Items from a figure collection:
####################

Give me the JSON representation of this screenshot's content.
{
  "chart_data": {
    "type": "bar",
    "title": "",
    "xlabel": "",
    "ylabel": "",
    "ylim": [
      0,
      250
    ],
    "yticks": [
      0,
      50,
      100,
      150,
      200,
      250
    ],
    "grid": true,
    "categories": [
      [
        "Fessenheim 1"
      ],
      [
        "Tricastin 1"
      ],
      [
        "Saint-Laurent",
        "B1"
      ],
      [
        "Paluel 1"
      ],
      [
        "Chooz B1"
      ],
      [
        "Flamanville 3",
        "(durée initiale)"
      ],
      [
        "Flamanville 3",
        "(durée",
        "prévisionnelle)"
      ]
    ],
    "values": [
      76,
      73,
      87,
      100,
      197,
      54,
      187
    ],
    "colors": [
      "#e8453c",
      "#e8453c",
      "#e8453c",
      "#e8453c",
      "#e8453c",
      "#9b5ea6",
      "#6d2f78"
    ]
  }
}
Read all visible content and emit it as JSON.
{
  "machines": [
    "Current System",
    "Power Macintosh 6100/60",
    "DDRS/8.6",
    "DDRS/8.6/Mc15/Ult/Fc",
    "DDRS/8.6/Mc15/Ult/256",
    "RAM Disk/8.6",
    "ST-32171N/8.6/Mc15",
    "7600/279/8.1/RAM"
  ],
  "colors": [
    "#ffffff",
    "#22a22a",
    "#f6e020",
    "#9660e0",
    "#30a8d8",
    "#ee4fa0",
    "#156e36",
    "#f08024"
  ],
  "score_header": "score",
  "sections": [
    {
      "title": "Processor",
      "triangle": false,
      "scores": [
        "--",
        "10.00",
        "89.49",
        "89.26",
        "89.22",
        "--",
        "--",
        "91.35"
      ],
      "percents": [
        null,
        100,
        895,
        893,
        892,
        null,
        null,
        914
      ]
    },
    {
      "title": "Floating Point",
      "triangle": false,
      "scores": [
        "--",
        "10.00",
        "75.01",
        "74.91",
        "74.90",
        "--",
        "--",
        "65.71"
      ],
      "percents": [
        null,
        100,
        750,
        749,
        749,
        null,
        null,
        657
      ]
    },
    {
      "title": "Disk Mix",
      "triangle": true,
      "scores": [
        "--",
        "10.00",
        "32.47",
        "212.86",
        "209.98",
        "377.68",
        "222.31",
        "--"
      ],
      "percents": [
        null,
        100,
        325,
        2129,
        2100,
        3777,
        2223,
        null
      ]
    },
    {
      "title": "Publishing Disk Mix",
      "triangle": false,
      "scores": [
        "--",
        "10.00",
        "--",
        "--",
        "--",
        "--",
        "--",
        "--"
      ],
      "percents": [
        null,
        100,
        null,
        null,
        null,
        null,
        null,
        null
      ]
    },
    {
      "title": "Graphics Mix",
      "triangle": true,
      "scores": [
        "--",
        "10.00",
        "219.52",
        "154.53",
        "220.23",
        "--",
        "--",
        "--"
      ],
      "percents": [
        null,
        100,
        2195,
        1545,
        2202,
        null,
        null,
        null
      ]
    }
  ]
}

####################

How many lines in the entries contain the string "content"? Answer with the number only.

_ANSWER FOR THE TASK_:
2